Below is a listing; write it out exactly and drop any images from it.

=== Provided data ===

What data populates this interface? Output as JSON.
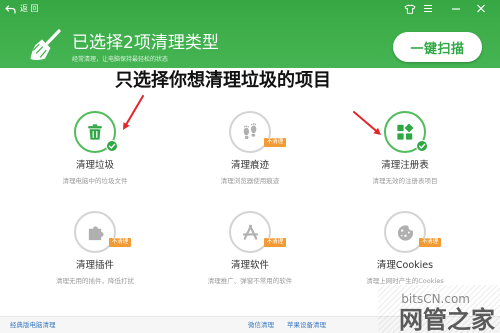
{
  "window": {
    "back_icon": "back-arrow-icon",
    "back_label": "返 回",
    "control_icons": [
      "skin-icon",
      "menu-icon",
      "minimize-icon",
      "close-icon"
    ]
  },
  "header": {
    "icon": "broom-icon",
    "title": "已选择2项清理类型",
    "subtitle": "经常清理，让电脑保持最轻松的状态",
    "scan_button": "一键扫描"
  },
  "annotation": {
    "text": "只选择你想清理垃圾的项目"
  },
  "items": [
    {
      "icon": "trash-icon",
      "label": "清理垃圾",
      "desc": "清理电脑中的垃圾文件",
      "selected": true
    },
    {
      "icon": "footprints-icon",
      "label": "清理痕迹",
      "desc": "清理浏览器使用痕迹",
      "selected": false,
      "badge": "不清理"
    },
    {
      "icon": "registry-icon",
      "label": "清理注册表",
      "desc": "清理无效的注册表项目",
      "selected": true
    },
    {
      "icon": "puzzle-icon",
      "label": "清理插件",
      "desc": "清理无用的插件，降低打扰",
      "selected": false,
      "badge": "不清理"
    },
    {
      "icon": "app-icon",
      "label": "清理软件",
      "desc": "清理推广、弹窗不常用的软件",
      "selected": false,
      "badge": "不清理"
    },
    {
      "icon": "cookie-icon",
      "label": "清理Cookies",
      "desc": "清理上网时产生的Cookies",
      "selected": false,
      "badge": "不清理"
    }
  ],
  "footer": {
    "classic_link": "经典版电脑清理",
    "wechat_link": "微信清理",
    "apple_link": "苹果设备清理"
  },
  "watermark": {
    "site": "bitsCN.com",
    "name": "网管之家"
  },
  "colors": {
    "header_green": "#3dad4a",
    "accent_green": "#2fa744",
    "selected_border": "#52bc5c",
    "unselected_border": "#d4d4d4",
    "badge_orange": "#f29b34",
    "arrow_red": "#e3262b",
    "link_blue": "#3a79c2"
  }
}
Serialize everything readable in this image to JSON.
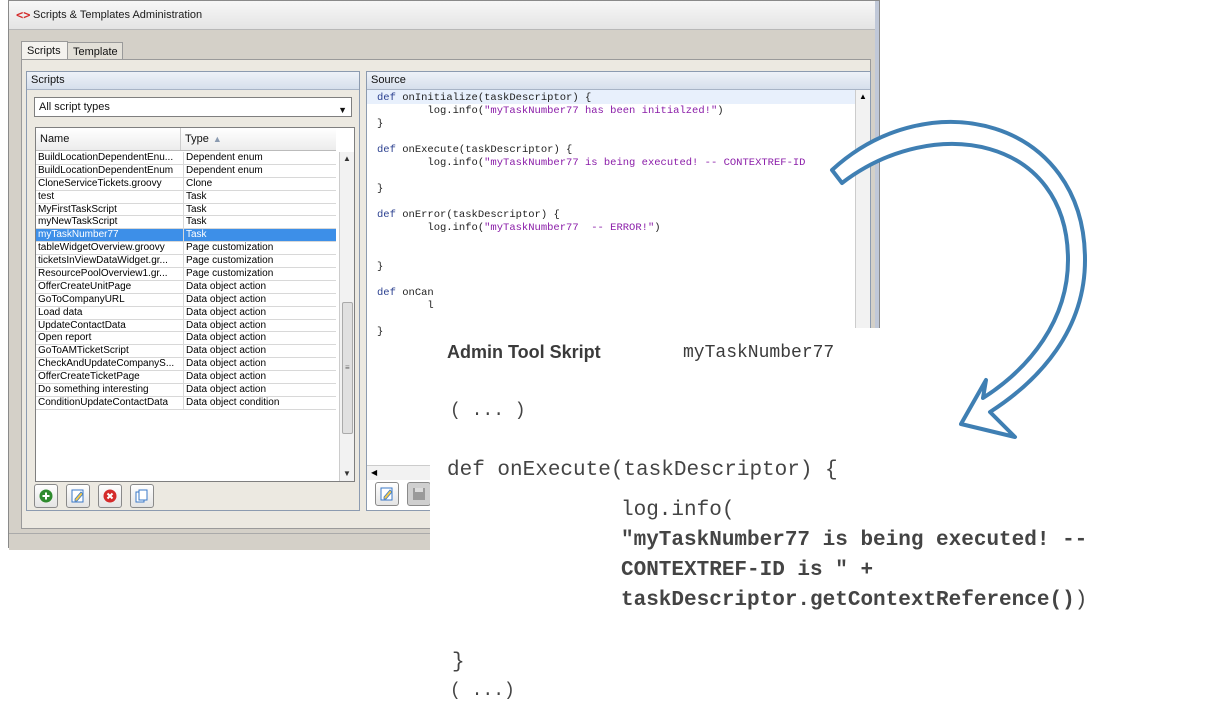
{
  "window": {
    "title": "Scripts & Templates Administration",
    "tabs": [
      {
        "label": "Scripts",
        "active": true
      },
      {
        "label": "Template",
        "active": false
      }
    ]
  },
  "scripts_panel": {
    "header": "Scripts",
    "filter_value": "All script types",
    "columns": [
      "Name",
      "Type"
    ],
    "sort_column": "Type",
    "rows": [
      {
        "name": "BuildLocationDependentEnu...",
        "type": "Dependent enum"
      },
      {
        "name": "BuildLocationDependentEnum",
        "type": "Dependent enum"
      },
      {
        "name": "CloneServiceTickets.groovy",
        "type": "Clone"
      },
      {
        "name": "test",
        "type": "Task"
      },
      {
        "name": "MyFirstTaskScript",
        "type": "Task"
      },
      {
        "name": "myNewTaskScript",
        "type": "Task"
      },
      {
        "name": "myTaskNumber77",
        "type": "Task",
        "selected": true
      },
      {
        "name": "tableWidgetOverview.groovy",
        "type": "Page customization"
      },
      {
        "name": "ticketsInViewDataWidget.gr...",
        "type": "Page customization"
      },
      {
        "name": "ResourcePoolOverview1.gr...",
        "type": "Page customization"
      },
      {
        "name": "OfferCreateUnitPage",
        "type": "Data object action"
      },
      {
        "name": "GoToCompanyURL",
        "type": "Data object action"
      },
      {
        "name": "Load data",
        "type": "Data object action"
      },
      {
        "name": "UpdateContactData",
        "type": "Data object action"
      },
      {
        "name": "Open report",
        "type": "Data object action"
      },
      {
        "name": "GoToAMTicketScript",
        "type": "Data object action"
      },
      {
        "name": "CheckAndUpdateCompanyS...",
        "type": "Data object action"
      },
      {
        "name": "OfferCreateTicketPage",
        "type": "Data object action"
      },
      {
        "name": "Do something interesting",
        "type": "Data object action"
      },
      {
        "name": "ConditionUpdateContactData",
        "type": "Data object condition"
      }
    ],
    "buttons": [
      {
        "name": "add",
        "icon": "plus-icon",
        "color": "#2e8b2e"
      },
      {
        "name": "edit",
        "icon": "edit-icon",
        "color": "#3a78c8"
      },
      {
        "name": "delete",
        "icon": "delete-icon",
        "color": "#d42b2b"
      },
      {
        "name": "copy",
        "icon": "copy-icon",
        "color": "#3a78c8"
      }
    ]
  },
  "source_panel": {
    "header": "Source",
    "lines": [
      {
        "kw": "def ",
        "text": "onInitialize(taskDescriptor) {",
        "str": ""
      },
      {
        "kw": "",
        "text": "        log.info(",
        "str": "\"myTaskNumber77 has been initialzed!\"",
        "tail": ")"
      },
      {
        "kw": "",
        "text": "}",
        "str": ""
      },
      {
        "kw": "",
        "text": "",
        "str": ""
      },
      {
        "kw": "def ",
        "text": "onExecute(taskDescriptor) {",
        "str": ""
      },
      {
        "kw": "",
        "text": "        log.info(",
        "str": "\"myTaskNumber77 is being executed! -- CONTEXTREF-ID",
        "tail": ""
      },
      {
        "kw": "",
        "text": "",
        "str": ""
      },
      {
        "kw": "",
        "text": "}",
        "str": ""
      },
      {
        "kw": "",
        "text": "",
        "str": ""
      },
      {
        "kw": "def ",
        "text": "onError(taskDescriptor) {",
        "str": ""
      },
      {
        "kw": "",
        "text": "        log.info(",
        "str": "\"myTaskNumber77  -- ERROR!\"",
        "tail": ")"
      },
      {
        "kw": "",
        "text": "",
        "str": ""
      },
      {
        "kw": "",
        "text": "",
        "str": ""
      },
      {
        "kw": "",
        "text": "}",
        "str": ""
      },
      {
        "kw": "",
        "text": "",
        "str": ""
      },
      {
        "kw": "def ",
        "text": "onCan",
        "str": ""
      },
      {
        "kw": "",
        "text": "        l",
        "str": ""
      },
      {
        "kw": "",
        "text": "",
        "str": ""
      },
      {
        "kw": "",
        "text": "}",
        "str": ""
      }
    ]
  },
  "card": {
    "title": "Admin Tool Skript",
    "script_name": "myTaskNumber77",
    "ellipsis_top": "( ... )",
    "def_line": "def onExecute(taskDescriptor) {",
    "log_line": "log.info(",
    "str_line1": "\"myTaskNumber77 is being executed! --",
    "str_line2": "CONTEXTREF-ID is \" +",
    "call_line": "taskDescriptor.getContextReference()",
    "call_close": ")",
    "close_brace": "}",
    "ellipsis_bottom": "( ...)"
  },
  "colors": {
    "arrow": "#3f7fb3",
    "selection": "#3d8fe8"
  }
}
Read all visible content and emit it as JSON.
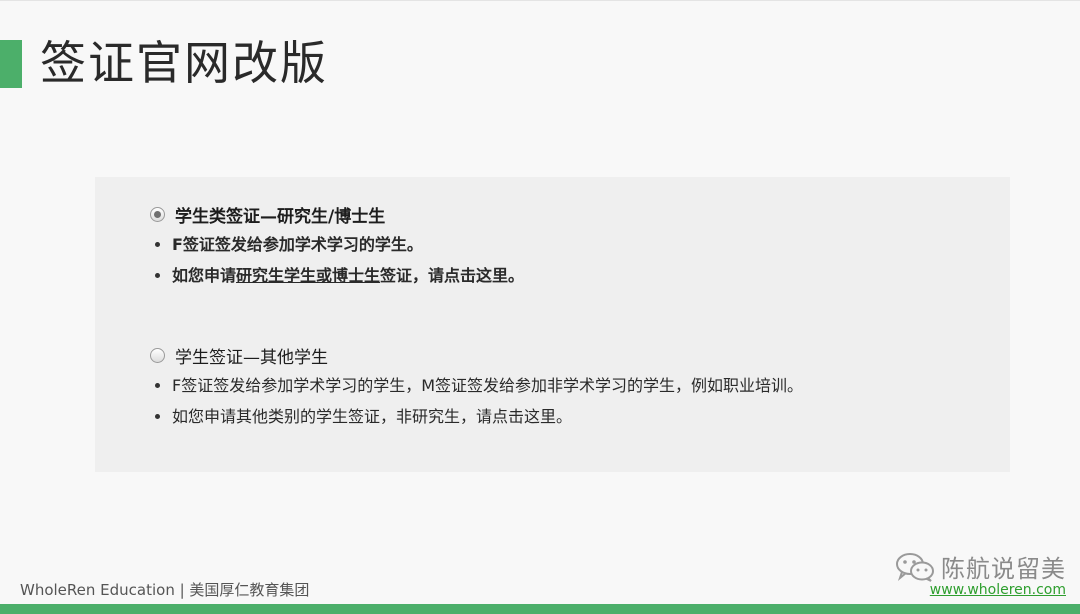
{
  "slide": {
    "title": "签证官网改版"
  },
  "options": [
    {
      "label": "学生类签证—研究生/博士生",
      "checked": true,
      "bullets": [
        {
          "text": "F签证签发给参加学术学习的学生。"
        },
        {
          "prefix": "如您申请",
          "link": "研究生学生或博士生",
          "suffix": "签证，请点击这里。"
        }
      ]
    },
    {
      "label": "学生签证—其他学生",
      "checked": false,
      "bullets": [
        {
          "text": "F签证签发给参加学术学习的学生，M签证签发给参加非学术学习的学生，例如职业培训。"
        },
        {
          "text": "如您申请其他类别的学生签证，非研究生，请点击这里。"
        }
      ]
    }
  ],
  "footer": {
    "left": "WholeRen Education | 美国厚仁教育集团",
    "brand_name": "陈航说留美",
    "brand_url": "www.wholeren.com"
  },
  "colors": {
    "accent": "#4caf6a",
    "url": "#2e9e2e"
  },
  "icons": {
    "brand": "wechat-icon"
  }
}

===

• _Written solution_:
What data populates this interface? Output as JSON.
{
  "window": {
    "back_icon": "back-arrow-icon",
    "back_label": "返 回",
    "control_icons": [
      "skin-icon",
      "menu-icon",
      "minimize-icon",
      "close-icon"
    ]
  },
  "header": {
    "icon": "broom-icon",
    "title": "已选择2项清理类型",
    "subtitle": "经常清理，让电脑保持最轻松的状态",
    "scan_button": "一键扫描"
  },
  "annotation": {
    "text": "只选择你想清理垃圾的项目"
  },
  "items": [
    {
      "icon": "trash-icon",
      "label": "清理垃圾",
      "desc": "清理电脑中的垃圾文件",
      "selected": true
    },
    {
      "icon": "footprints-icon",
      "label": "清理痕迹",
      "desc": "清理浏览器使用痕迹",
      "selected": false,
      "badge": "不清理"
    },
    {
      "icon": "registry-icon",
      "label": "清理注册表",
      "desc": "清理无效的注册表项目",
      "selected": true
    },
    {
      "icon": "puzzle-icon",
      "label": "清理插件",
      "desc": "清理无用的插件，降低打扰",
      "selected": false,
      "badge": "不清理"
    },
    {
      "icon": "app-icon",
      "label": "清理软件",
      "desc": "清理推广、弹窗不常用的软件",
      "selected": false,
      "badge": "不清理"
    },
    {
      "icon": "cookie-icon",
      "label": "清理Cookies",
      "desc": "清理上网时产生的Cookies",
      "selected": false,
      "badge": "不清理"
    }
  ],
  "footer": {
    "classic_link": "经典版电脑清理",
    "wechat_link": "微信清理",
    "apple_link": "苹果设备清理"
  },
  "watermark": {
    "site": "bitsCN.com",
    "name": "网管之家"
  },
  "colors": {
    "header_green": "#3dad4a",
    "accent_green": "#2fa744",
    "selected_border": "#52bc5c",
    "unselected_border": "#d4d4d4",
    "badge_orange": "#f29b34",
    "arrow_red": "#e3262b",
    "link_blue": "#3a79c2"
  }
}
Serialize everything readable in this image to JSON.
{
  "window": {
    "title": "Scripts & Templates Administration",
    "tabs": [
      {
        "label": "Scripts",
        "active": true
      },
      {
        "label": "Template",
        "active": false
      }
    ]
  },
  "scripts_panel": {
    "header": "Scripts",
    "filter_value": "All script types",
    "columns": [
      "Name",
      "Type"
    ],
    "sort_column": "Type",
    "rows": [
      {
        "name": "BuildLocationDependentEnu...",
        "type": "Dependent enum"
      },
      {
        "name": "BuildLocationDependentEnum",
        "type": "Dependent enum"
      },
      {
        "name": "CloneServiceTickets.groovy",
        "type": "Clone"
      },
      {
        "name": "test",
        "type": "Task"
      },
      {
        "name": "MyFirstTaskScript",
        "type": "Task"
      },
      {
        "name": "myNewTaskScript",
        "type": "Task"
      },
      {
        "name": "myTaskNumber77",
        "type": "Task",
        "selected": true
      },
      {
        "name": "tableWidgetOverview.groovy",
        "type": "Page customization"
      },
      {
        "name": "ticketsInViewDataWidget.gr...",
        "type": "Page customization"
      },
      {
        "name": "ResourcePoolOverview1.gr...",
        "type": "Page customization"
      },
      {
        "name": "OfferCreateUnitPage",
        "type": "Data object action"
      },
      {
        "name": "GoToCompanyURL",
        "type": "Data object action"
      },
      {
        "name": "Load data",
        "type": "Data object action"
      },
      {
        "name": "UpdateContactData",
        "type": "Data object action"
      },
      {
        "name": "Open report",
        "type": "Data object action"
      },
      {
        "name": "GoToAMTicketScript",
        "type": "Data object action"
      },
      {
        "name": "CheckAndUpdateCompanyS...",
        "type": "Data object action"
      },
      {
        "name": "OfferCreateTicketPage",
        "type": "Data object action"
      },
      {
        "name": "Do something interesting",
        "type": "Data object action"
      },
      {
        "name": "ConditionUpdateContactData",
        "type": "Data object condition"
      }
    ],
    "buttons": [
      {
        "name": "add",
        "icon": "plus-icon",
        "color": "#2e8b2e"
      },
      {
        "name": "edit",
        "icon": "edit-icon",
        "color": "#3a78c8"
      },
      {
        "name": "delete",
        "icon": "delete-icon",
        "color": "#d42b2b"
      },
      {
        "name": "copy",
        "icon": "copy-icon",
        "color": "#3a78c8"
      }
    ]
  },
  "source_panel": {
    "header": "Source",
    "lines": [
      {
        "kw": "def ",
        "text": "onInitialize(taskDescriptor) {",
        "str": ""
      },
      {
        "kw": "",
        "text": "        log.info(",
        "str": "\"myTaskNumber77 has been initialzed!\"",
        "tail": ")"
      },
      {
        "kw": "",
        "text": "}",
        "str": ""
      },
      {
        "kw": "",
        "text": "",
        "str": ""
      },
      {
        "kw": "def ",
        "text": "onExecute(taskDescriptor) {",
        "str": ""
      },
      {
        "kw": "",
        "text": "        log.info(",
        "str": "\"myTaskNumber77 is being executed! -- CONTEXTREF-ID",
        "tail": ""
      },
      {
        "kw": "",
        "text": "",
        "str": ""
      },
      {
        "kw": "",
        "text": "}",
        "str": ""
      },
      {
        "kw": "",
        "text": "",
        "str": ""
      },
      {
        "kw": "def ",
        "text": "onError(taskDescriptor) {",
        "str": ""
      },
      {
        "kw": "",
        "text": "        log.info(",
        "str": "\"myTaskNumber77  -- ERROR!\"",
        "tail": ")"
      },
      {
        "kw": "",
        "text": "",
        "str": ""
      },
      {
        "kw": "",
        "text": "",
        "str": ""
      },
      {
        "kw": "",
        "text": "}",
        "str": ""
      },
      {
        "kw": "",
        "text": "",
        "str": ""
      },
      {
        "kw": "def ",
        "text": "onCan",
        "str": ""
      },
      {
        "kw": "",
        "text": "        l",
        "str": ""
      },
      {
        "kw": "",
        "text": "",
        "str": ""
      },
      {
        "kw": "",
        "text": "}",
        "str": ""
      }
    ]
  },
  "card": {
    "title": "Admin Tool Skript",
    "script_name": "myTaskNumber77",
    "ellipsis_top": "( ... )",
    "def_line": "def onExecute(taskDescriptor) {",
    "log_line": "log.info(",
    "str_line1": "\"myTaskNumber77 is being executed! --",
    "str_line2": "CONTEXTREF-ID is \" +",
    "call_line": "taskDescriptor.getContextReference()",
    "call_close": ")",
    "close_brace": "}",
    "ellipsis_bottom": "( ...)"
  },
  "colors": {
    "arrow": "#3f7fb3",
    "selection": "#3d8fe8"
  }
}
Read all visible content and emit it as JSON.
{
  "slide": {
    "title": "签证官网改版"
  },
  "options": [
    {
      "label": "学生类签证—研究生/博士生",
      "checked": true,
      "bullets": [
        {
          "text": "F签证签发给参加学术学习的学生。"
        },
        {
          "prefix": "如您申请",
          "link": "研究生学生或博士生",
          "suffix": "签证，请点击这里。"
        }
      ]
    },
    {
      "label": "学生签证—其他学生",
      "checked": false,
      "bullets": [
        {
          "text": "F签证签发给参加学术学习的学生，M签证签发给参加非学术学习的学生，例如职业培训。"
        },
        {
          "text": "如您申请其他类别的学生签证，非研究生，请点击这里。"
        }
      ]
    }
  ],
  "footer": {
    "left": "WholeRen Education | 美国厚仁教育集团",
    "brand_name": "陈航说留美",
    "brand_url": "www.wholeren.com"
  },
  "colors": {
    "accent": "#4caf6a",
    "url": "#2e9e2e"
  },
  "icons": {
    "brand": "wechat-icon"
  }
}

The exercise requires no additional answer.